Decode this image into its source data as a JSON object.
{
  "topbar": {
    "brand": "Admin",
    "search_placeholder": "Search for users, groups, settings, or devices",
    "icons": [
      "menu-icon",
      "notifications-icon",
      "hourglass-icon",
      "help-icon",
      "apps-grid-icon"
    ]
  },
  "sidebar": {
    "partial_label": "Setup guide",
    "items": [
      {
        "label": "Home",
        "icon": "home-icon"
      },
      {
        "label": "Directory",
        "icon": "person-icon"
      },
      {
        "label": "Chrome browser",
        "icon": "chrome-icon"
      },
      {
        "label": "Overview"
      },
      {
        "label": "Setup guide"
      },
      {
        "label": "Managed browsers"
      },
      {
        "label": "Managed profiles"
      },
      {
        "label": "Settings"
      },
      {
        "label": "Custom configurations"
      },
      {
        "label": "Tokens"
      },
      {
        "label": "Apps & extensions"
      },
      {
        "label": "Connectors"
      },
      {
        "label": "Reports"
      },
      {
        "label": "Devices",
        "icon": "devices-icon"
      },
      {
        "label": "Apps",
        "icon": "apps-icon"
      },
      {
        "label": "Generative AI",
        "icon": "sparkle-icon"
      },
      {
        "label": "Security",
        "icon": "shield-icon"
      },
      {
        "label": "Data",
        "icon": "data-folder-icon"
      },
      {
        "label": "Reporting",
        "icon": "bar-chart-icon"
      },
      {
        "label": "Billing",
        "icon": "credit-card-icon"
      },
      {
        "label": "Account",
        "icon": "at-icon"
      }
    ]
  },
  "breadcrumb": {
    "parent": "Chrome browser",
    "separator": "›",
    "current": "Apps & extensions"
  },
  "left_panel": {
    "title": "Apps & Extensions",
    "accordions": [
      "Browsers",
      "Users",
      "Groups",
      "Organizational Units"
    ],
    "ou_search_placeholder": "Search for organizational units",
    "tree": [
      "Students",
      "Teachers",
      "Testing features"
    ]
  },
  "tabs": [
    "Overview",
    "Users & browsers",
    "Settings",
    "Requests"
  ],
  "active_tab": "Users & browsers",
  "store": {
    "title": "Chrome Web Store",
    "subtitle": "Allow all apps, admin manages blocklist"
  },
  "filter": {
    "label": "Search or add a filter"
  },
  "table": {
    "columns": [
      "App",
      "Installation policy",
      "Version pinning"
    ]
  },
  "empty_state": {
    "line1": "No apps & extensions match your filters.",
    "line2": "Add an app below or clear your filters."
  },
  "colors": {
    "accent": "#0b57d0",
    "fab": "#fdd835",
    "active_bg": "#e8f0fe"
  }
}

┄┄┄┄┄┄┄┄┄┄┄┄┄┄┄┄┄┄┄┄

§ **AIM OF THE EXERCISE**:
Show the lines from the data above that contain the string "Search".

§ **OUTPUT BELOW**:
    "search_placeholder": "Search for users, groups, settings, or devices",
    "ou_search_placeholder": "Search for organizational units",
    "label": "Search or add a filter"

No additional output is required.